» **TASK INPUTS**:
----------

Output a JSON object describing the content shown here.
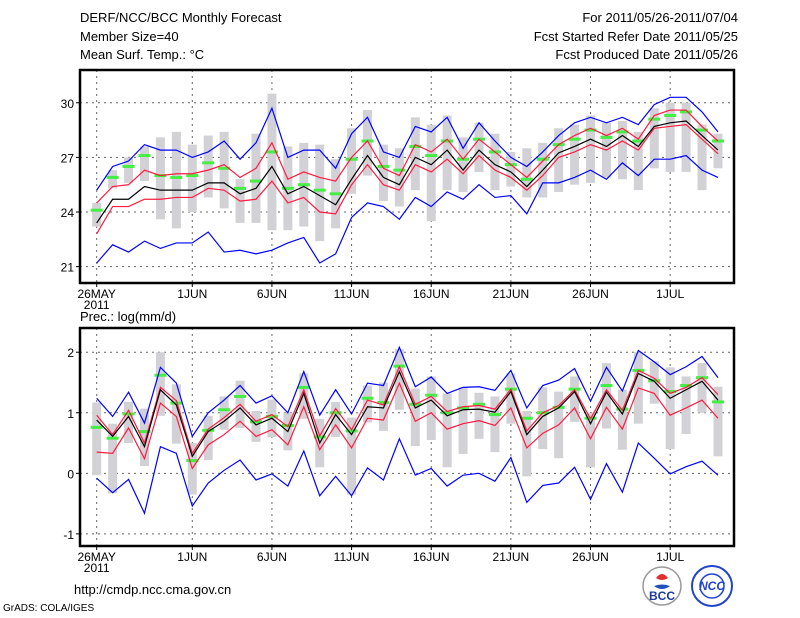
{
  "header": {
    "title": "DERF/NCC/BCC Monthly Forecast",
    "member_size": "Member Size=40",
    "variable": "Mean Surf. Temp.: °C",
    "period": "For 2011/05/26-2011/07/04",
    "started": "Fcst Started Refer Date 2011/05/25",
    "produced": "Fcst Produced Date 2011/05/26"
  },
  "footer": {
    "url": "http://cmdp.ncc.cma.gov.cn",
    "credit": "GrADS: COLA/IGES",
    "logo1": "BCC",
    "logo2": "NCC"
  },
  "colors": {
    "max_min": "#0000ff",
    "spread": "#ff1a40",
    "mean": "#000000",
    "obs": "#44ee44",
    "box": "#d2d2d6"
  },
  "chart_data": [
    {
      "type": "line",
      "title": "Mean Surf. Temp.: °C",
      "ylim": [
        20.1,
        31.8
      ],
      "yticks": [
        21,
        24,
        27,
        30
      ],
      "xtick_days": [
        0,
        6,
        11,
        16,
        21,
        26,
        31,
        36
      ],
      "xtick_labels": [
        "26MAY",
        "1JUN",
        "6JUN",
        "11JUN",
        "16JUN",
        "21JUN",
        "26JUN",
        "1JUL"
      ],
      "year_label": "2011",
      "grid": true,
      "series": [
        {
          "name": "max",
          "values": [
            25.2,
            26.5,
            26.8,
            27.7,
            27.4,
            27.4,
            27.0,
            27.3,
            27.9,
            26.9,
            27.8,
            29.7,
            27.0,
            27.4,
            27.4,
            26.4,
            28.3,
            29.2,
            27.3,
            27.0,
            28.7,
            28.4,
            29.2,
            27.5,
            28.9,
            27.9,
            27.0,
            26.5,
            27.3,
            28.2,
            28.9,
            29.2,
            28.9,
            29.2,
            28.8,
            29.9,
            30.3,
            30.3,
            29.5,
            28.4
          ]
        },
        {
          "name": "min",
          "values": [
            21.2,
            22.2,
            21.8,
            22.4,
            22.0,
            22.3,
            22.3,
            22.9,
            21.8,
            21.9,
            21.7,
            21.9,
            22.3,
            22.6,
            21.2,
            21.7,
            23.7,
            24.5,
            24.3,
            23.6,
            24.8,
            24.3,
            25.1,
            24.7,
            25.5,
            24.8,
            24.9,
            23.9,
            25.6,
            25.6,
            25.9,
            26.3,
            25.8,
            26.7,
            26.0,
            26.9,
            26.9,
            27.1,
            26.3,
            25.9
          ]
        },
        {
          "name": "upper",
          "values": [
            24.5,
            25.4,
            25.5,
            26.3,
            26.0,
            26.1,
            26.1,
            26.3,
            26.6,
            25.9,
            26.4,
            27.8,
            25.8,
            26.2,
            25.9,
            25.7,
            27.0,
            27.9,
            26.4,
            26.0,
            27.7,
            27.3,
            28.0,
            26.9,
            28.0,
            27.3,
            26.6,
            25.9,
            26.8,
            27.7,
            28.2,
            28.6,
            28.2,
            28.6,
            28.0,
            29.3,
            29.6,
            29.6,
            28.7,
            27.9
          ]
        },
        {
          "name": "lower",
          "values": [
            22.8,
            24.3,
            24.3,
            24.7,
            24.7,
            24.8,
            24.8,
            25.3,
            25.2,
            24.6,
            24.7,
            25.7,
            24.5,
            24.8,
            24.0,
            23.9,
            25.5,
            26.6,
            25.5,
            25.2,
            26.6,
            26.2,
            26.9,
            26.1,
            27.1,
            26.3,
            25.9,
            25.2,
            26.0,
            27.0,
            27.3,
            27.7,
            27.4,
            27.9,
            27.4,
            28.6,
            28.7,
            28.8,
            28.0,
            27.2
          ]
        },
        {
          "name": "mean",
          "values": [
            23.4,
            24.7,
            24.7,
            25.4,
            25.2,
            25.2,
            25.2,
            25.6,
            25.6,
            25.0,
            25.3,
            26.5,
            25.0,
            25.4,
            24.9,
            24.4,
            25.8,
            27.1,
            25.9,
            25.5,
            27.0,
            26.6,
            27.4,
            26.3,
            27.4,
            26.6,
            26.2,
            25.4,
            26.3,
            27.25,
            27.6,
            28.0,
            27.6,
            28.2,
            27.6,
            28.7,
            28.9,
            29.0,
            28.2,
            27.4
          ]
        },
        {
          "name": "obs",
          "values": [
            24.1,
            25.9,
            26.5,
            27.1,
            26.0,
            25.9,
            26.0,
            26.7,
            26.4,
            25.3,
            25.7,
            27.3,
            25.3,
            25.5,
            25.2,
            25.0,
            26.9,
            27.9,
            26.5,
            26.3,
            27.6,
            27.1,
            27.9,
            26.9,
            28.0,
            27.3,
            26.6,
            25.8,
            26.9,
            27.7,
            28.0,
            28.5,
            28.1,
            28.4,
            27.9,
            29.1,
            29.3,
            29.5,
            28.5,
            27.9
          ]
        },
        {
          "name": "box_high",
          "values": [
            24.5,
            26.3,
            27.0,
            27.6,
            28.1,
            28.4,
            27.7,
            28.2,
            28.4,
            25.8,
            28.3,
            30.5,
            27.6,
            27.8,
            27.7,
            26.9,
            28.6,
            29.6,
            27.7,
            27.5,
            29.2,
            28.8,
            29.3,
            28.1,
            28.9,
            28.3,
            27.3,
            27.5,
            27.8,
            28.6,
            28.8,
            29.3,
            28.9,
            29.0,
            28.4,
            29.7,
            30.0,
            30.0,
            28.8,
            28.3
          ]
        },
        {
          "name": "box_low",
          "values": [
            23.2,
            25.3,
            25.6,
            25.7,
            23.6,
            23.1,
            24.0,
            24.8,
            24.2,
            23.4,
            23.4,
            23.0,
            23.0,
            23.2,
            22.4,
            23.1,
            25.0,
            26.0,
            24.6,
            24.3,
            25.2,
            23.5,
            25.2,
            25.1,
            26.2,
            25.2,
            25.4,
            24.8,
            24.8,
            25.1,
            25.5,
            25.6,
            25.9,
            25.8,
            25.2,
            26.4,
            26.2,
            26.2,
            25.2,
            26.4
          ]
        }
      ]
    },
    {
      "type": "line",
      "title": "Prec.: log(mm/d)",
      "ylim": [
        -1.2,
        2.4
      ],
      "yticks": [
        -1,
        0,
        1,
        2
      ],
      "xtick_days": [
        0,
        6,
        11,
        16,
        21,
        26,
        31,
        36
      ],
      "xtick_labels": [
        "26MAY",
        "1JUN",
        "6JUN",
        "11JUN",
        "16JUN",
        "21JUN",
        "26JUN",
        "1JUL"
      ],
      "year_label": "2011",
      "grid": true,
      "series": [
        {
          "name": "max",
          "values": [
            1.24,
            0.94,
            1.34,
            0.83,
            1.75,
            1.49,
            0.61,
            1.0,
            1.21,
            1.45,
            1.16,
            1.28,
            1.0,
            1.68,
            0.96,
            1.38,
            0.98,
            1.49,
            1.45,
            2.08,
            1.43,
            1.59,
            1.32,
            1.42,
            1.43,
            1.37,
            1.7,
            1.08,
            1.45,
            1.54,
            1.73,
            1.19,
            1.75,
            1.36,
            2.03,
            1.84,
            1.63,
            1.76,
            1.93,
            1.58
          ]
        },
        {
          "name": "min",
          "values": [
            -0.08,
            -0.32,
            -0.1,
            -0.66,
            0.44,
            0.33,
            -0.54,
            -0.16,
            0.05,
            0.22,
            -0.11,
            -0.01,
            -0.21,
            0.37,
            -0.37,
            -0.05,
            -0.37,
            0.09,
            -0.11,
            0.57,
            -0.03,
            0.08,
            -0.21,
            -0.03,
            0.0,
            -0.13,
            0.26,
            -0.48,
            -0.2,
            -0.16,
            0.1,
            -0.43,
            0.16,
            -0.31,
            0.5,
            0.25,
            -0.01,
            0.11,
            0.2,
            -0.03
          ]
        },
        {
          "name": "upper",
          "values": [
            0.96,
            0.64,
            1.04,
            0.5,
            1.42,
            1.2,
            0.33,
            0.73,
            0.92,
            1.14,
            0.86,
            0.97,
            0.77,
            1.38,
            0.62,
            1.07,
            0.72,
            1.21,
            1.13,
            1.76,
            1.14,
            1.27,
            1.02,
            1.1,
            1.12,
            1.06,
            1.39,
            0.7,
            1.0,
            1.12,
            1.38,
            0.9,
            1.38,
            1.04,
            1.7,
            1.57,
            1.32,
            1.42,
            1.58,
            1.3
          ]
        },
        {
          "name": "lower",
          "values": [
            0.35,
            0.33,
            0.75,
            0.24,
            1.16,
            0.94,
            0.08,
            0.47,
            0.64,
            0.86,
            0.61,
            0.72,
            0.47,
            1.1,
            0.39,
            0.8,
            0.42,
            0.91,
            0.88,
            1.49,
            0.86,
            1.0,
            0.73,
            0.82,
            0.87,
            0.79,
            1.08,
            0.42,
            0.66,
            0.8,
            1.08,
            0.57,
            1.09,
            0.73,
            1.41,
            1.32,
            0.96,
            1.08,
            1.21,
            0.91
          ]
        },
        {
          "name": "mean",
          "values": [
            0.88,
            0.61,
            0.94,
            0.44,
            1.38,
            1.13,
            0.28,
            0.69,
            0.86,
            1.08,
            0.8,
            0.91,
            0.69,
            1.32,
            0.5,
            0.97,
            0.64,
            1.1,
            1.08,
            1.68,
            1.08,
            1.21,
            0.95,
            1.05,
            1.06,
            1.01,
            1.35,
            0.64,
            0.94,
            1.08,
            1.35,
            0.82,
            1.34,
            0.98,
            1.65,
            1.52,
            1.24,
            1.38,
            1.52,
            1.21
          ]
        },
        {
          "name": "obs",
          "values": [
            0.76,
            0.58,
            0.98,
            0.69,
            1.62,
            1.16,
            0.21,
            0.71,
            1.05,
            1.27,
            0.85,
            0.94,
            0.79,
            1.42,
            0.6,
            1.0,
            0.7,
            1.24,
            1.17,
            1.77,
            1.14,
            1.29,
            1.0,
            1.08,
            1.14,
            0.97,
            1.39,
            0.91,
            1.0,
            1.09,
            1.39,
            0.91,
            1.45,
            1.06,
            1.7,
            1.53,
            1.35,
            1.45,
            1.58,
            1.18
          ]
        },
        {
          "name": "box_high",
          "values": [
            1.17,
            0.82,
            1.18,
            1.07,
            2.0,
            1.47,
            0.5,
            0.95,
            1.27,
            1.53,
            1.03,
            1.22,
            1.0,
            1.65,
            0.9,
            1.18,
            0.92,
            1.45,
            1.5,
            2.05,
            1.4,
            1.6,
            1.32,
            1.42,
            1.33,
            1.27,
            1.65,
            1.03,
            1.42,
            1.35,
            1.6,
            1.0,
            1.82,
            1.38,
            2.0,
            1.85,
            1.75,
            1.6,
            1.82,
            1.43
          ]
        },
        {
          "name": "box_low",
          "values": [
            -0.03,
            -0.33,
            0.5,
            0.12,
            0.95,
            0.49,
            -0.35,
            0.22,
            0.72,
            0.75,
            0.52,
            0.6,
            0.38,
            0.9,
            0.1,
            0.6,
            -0.35,
            0.84,
            0.7,
            1.05,
            0.45,
            0.55,
            0.1,
            0.32,
            0.57,
            0.35,
            0.82,
            -0.05,
            0.4,
            0.25,
            0.85,
            0.1,
            0.74,
            0.39,
            0.82,
            1.15,
            0.4,
            0.65,
            1.0,
            0.28
          ]
        }
      ]
    }
  ]
}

----------

» **PROBLEM DETAILS**: Going through the records above, state how many lines carry "Date", with no other text.

» **ANSWER TO THE PROBLEM**: 2